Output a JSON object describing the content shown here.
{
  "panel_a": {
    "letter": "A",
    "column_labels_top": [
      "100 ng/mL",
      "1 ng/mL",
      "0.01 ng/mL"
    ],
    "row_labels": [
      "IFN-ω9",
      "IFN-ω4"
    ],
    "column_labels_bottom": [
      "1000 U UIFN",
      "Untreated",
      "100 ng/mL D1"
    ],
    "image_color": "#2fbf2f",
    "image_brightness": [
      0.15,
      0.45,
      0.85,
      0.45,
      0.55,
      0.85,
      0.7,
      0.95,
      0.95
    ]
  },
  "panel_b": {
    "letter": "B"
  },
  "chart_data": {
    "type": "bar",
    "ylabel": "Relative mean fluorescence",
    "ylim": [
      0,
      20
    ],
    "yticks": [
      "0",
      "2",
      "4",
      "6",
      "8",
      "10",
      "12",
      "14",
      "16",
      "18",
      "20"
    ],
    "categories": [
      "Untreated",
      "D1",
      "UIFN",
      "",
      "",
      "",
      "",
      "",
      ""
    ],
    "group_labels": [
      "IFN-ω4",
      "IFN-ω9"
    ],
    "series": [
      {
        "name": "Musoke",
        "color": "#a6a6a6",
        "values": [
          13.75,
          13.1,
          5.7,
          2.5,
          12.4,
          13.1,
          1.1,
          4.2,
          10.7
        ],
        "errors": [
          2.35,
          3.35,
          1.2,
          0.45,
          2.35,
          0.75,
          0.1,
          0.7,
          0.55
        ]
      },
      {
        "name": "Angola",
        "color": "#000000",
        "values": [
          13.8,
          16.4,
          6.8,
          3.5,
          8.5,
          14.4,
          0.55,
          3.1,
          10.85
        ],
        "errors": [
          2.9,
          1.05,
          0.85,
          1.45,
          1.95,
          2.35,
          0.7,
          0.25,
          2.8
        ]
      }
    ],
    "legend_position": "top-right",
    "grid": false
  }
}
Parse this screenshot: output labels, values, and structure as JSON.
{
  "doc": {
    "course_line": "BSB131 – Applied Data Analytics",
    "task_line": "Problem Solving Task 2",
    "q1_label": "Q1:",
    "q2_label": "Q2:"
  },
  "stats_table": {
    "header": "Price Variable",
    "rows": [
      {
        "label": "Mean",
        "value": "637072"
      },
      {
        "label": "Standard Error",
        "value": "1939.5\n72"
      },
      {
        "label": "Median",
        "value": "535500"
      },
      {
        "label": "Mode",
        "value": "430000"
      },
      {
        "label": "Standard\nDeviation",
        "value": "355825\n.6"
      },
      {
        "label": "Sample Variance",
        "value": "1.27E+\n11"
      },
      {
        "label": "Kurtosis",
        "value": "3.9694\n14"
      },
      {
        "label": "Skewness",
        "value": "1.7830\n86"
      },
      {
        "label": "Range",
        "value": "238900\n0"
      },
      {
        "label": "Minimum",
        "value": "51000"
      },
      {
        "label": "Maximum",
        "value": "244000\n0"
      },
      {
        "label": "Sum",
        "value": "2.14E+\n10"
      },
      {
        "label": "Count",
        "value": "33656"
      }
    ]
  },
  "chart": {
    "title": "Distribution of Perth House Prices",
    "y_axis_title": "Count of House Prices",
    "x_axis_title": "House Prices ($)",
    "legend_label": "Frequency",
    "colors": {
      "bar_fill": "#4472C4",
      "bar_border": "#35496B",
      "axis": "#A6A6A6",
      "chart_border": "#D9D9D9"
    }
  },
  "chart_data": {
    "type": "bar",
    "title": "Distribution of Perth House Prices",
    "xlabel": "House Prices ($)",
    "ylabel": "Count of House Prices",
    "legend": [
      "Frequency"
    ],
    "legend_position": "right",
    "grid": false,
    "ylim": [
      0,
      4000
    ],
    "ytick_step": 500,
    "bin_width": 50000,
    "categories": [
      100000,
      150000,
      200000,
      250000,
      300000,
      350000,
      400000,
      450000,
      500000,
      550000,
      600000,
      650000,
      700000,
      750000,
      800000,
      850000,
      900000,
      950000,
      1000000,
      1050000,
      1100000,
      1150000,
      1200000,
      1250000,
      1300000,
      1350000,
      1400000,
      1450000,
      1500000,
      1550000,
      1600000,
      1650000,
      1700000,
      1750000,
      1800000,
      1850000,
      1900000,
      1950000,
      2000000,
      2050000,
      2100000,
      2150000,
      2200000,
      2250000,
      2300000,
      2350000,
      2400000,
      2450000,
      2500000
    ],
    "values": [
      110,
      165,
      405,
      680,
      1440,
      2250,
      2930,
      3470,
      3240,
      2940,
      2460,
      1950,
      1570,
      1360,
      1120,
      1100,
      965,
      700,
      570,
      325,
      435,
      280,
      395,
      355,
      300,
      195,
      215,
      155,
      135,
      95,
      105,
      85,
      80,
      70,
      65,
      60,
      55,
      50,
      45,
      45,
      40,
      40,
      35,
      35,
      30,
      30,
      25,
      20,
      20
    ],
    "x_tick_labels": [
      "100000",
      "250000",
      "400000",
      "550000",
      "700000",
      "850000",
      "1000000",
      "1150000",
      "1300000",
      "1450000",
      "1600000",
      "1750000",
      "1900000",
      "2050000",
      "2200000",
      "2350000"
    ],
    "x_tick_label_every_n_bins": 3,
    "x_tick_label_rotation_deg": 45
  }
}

------

* _Instruction_
Find all lines holding the string "values" and copy them.

* _Exercise solution_
        "values": [
        "values": [
Parse this screenshot: output labels, values, and structure as JSON.
    "values": [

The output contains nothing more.